> [TO BE DONE]: Every line with the word "Posts" in it should be extracted from the data that follows.

(Stored items from a collection)
________________

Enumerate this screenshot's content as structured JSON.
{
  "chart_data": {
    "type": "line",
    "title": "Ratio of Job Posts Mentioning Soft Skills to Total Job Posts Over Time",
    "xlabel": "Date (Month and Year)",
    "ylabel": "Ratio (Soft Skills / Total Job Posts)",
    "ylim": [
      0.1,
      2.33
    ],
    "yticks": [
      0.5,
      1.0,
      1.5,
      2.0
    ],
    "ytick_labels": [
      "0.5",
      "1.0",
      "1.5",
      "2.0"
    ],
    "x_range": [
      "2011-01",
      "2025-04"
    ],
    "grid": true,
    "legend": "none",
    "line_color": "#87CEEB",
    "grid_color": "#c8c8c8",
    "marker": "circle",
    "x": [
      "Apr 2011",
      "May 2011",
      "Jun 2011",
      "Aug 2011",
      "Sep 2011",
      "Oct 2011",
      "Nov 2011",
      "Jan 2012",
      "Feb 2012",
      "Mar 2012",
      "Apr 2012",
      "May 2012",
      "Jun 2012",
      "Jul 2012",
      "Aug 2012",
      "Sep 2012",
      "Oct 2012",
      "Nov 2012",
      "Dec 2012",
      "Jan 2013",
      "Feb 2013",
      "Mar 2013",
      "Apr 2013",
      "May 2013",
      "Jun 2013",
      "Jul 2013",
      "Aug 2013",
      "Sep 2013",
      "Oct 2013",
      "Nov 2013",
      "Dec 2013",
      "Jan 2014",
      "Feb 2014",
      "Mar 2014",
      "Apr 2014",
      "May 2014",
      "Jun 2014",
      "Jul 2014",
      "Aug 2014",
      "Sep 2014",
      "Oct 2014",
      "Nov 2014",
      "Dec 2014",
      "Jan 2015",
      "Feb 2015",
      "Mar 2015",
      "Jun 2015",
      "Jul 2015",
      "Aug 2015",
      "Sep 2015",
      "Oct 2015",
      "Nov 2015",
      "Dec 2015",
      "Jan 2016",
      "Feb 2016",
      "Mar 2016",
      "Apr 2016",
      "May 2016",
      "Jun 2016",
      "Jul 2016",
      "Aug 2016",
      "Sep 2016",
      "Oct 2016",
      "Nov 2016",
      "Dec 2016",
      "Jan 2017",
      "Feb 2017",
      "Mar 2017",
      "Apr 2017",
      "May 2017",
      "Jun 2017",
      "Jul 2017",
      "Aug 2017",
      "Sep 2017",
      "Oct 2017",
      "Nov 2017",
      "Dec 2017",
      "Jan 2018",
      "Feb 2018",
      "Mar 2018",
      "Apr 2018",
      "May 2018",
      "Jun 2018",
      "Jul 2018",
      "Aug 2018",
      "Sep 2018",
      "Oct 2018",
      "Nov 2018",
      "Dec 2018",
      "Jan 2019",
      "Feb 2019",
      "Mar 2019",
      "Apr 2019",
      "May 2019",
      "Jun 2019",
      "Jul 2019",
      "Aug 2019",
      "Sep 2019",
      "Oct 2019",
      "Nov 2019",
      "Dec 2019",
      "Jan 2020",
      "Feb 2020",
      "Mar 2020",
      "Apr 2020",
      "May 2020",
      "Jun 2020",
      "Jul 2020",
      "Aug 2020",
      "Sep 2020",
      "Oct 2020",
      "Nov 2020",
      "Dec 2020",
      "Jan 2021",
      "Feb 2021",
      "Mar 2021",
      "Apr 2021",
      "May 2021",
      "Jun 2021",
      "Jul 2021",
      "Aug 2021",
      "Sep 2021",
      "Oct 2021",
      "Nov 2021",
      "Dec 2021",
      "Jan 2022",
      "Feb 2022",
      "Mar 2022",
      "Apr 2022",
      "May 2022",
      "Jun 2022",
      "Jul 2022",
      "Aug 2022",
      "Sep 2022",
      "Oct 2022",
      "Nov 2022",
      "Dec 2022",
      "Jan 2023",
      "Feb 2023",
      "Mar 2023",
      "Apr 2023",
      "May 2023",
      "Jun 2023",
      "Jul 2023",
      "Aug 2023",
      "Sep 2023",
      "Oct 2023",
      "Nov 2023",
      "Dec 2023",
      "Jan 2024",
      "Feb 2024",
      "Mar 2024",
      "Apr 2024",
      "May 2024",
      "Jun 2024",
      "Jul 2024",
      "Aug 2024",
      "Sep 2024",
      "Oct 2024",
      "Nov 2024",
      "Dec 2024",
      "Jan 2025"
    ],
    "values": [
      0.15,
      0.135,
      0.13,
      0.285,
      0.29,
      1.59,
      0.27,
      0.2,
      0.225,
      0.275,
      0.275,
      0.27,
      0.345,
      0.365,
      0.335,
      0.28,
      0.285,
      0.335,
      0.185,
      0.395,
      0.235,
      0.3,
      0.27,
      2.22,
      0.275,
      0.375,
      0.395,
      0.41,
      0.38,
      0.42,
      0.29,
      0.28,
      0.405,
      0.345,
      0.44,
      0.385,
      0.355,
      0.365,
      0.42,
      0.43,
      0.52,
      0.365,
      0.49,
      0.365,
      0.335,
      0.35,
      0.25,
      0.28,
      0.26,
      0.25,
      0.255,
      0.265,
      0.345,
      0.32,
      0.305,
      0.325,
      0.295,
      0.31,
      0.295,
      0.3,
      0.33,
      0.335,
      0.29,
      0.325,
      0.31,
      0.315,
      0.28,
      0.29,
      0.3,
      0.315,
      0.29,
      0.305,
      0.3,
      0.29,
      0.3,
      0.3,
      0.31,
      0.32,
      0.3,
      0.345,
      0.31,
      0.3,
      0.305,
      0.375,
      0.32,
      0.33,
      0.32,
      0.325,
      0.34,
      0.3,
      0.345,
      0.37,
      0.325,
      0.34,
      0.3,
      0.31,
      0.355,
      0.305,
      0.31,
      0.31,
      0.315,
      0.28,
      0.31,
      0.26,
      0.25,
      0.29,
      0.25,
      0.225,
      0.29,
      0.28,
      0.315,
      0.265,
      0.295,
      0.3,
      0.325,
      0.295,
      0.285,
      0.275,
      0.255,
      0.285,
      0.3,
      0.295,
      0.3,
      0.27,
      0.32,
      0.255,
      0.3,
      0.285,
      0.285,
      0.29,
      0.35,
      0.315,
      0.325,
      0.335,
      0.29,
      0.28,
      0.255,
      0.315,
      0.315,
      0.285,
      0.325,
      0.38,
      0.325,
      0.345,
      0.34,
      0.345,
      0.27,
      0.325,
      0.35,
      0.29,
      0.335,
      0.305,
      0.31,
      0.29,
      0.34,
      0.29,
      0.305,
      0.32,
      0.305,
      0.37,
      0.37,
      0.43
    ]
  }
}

________________

> [FINISHED TASK]:
    "title": "Ratio of Job Posts Mentioning Soft Skills to Total Job Posts Over Time",
    "ylabel": "Ratio (Soft Skills / Total Job Posts)",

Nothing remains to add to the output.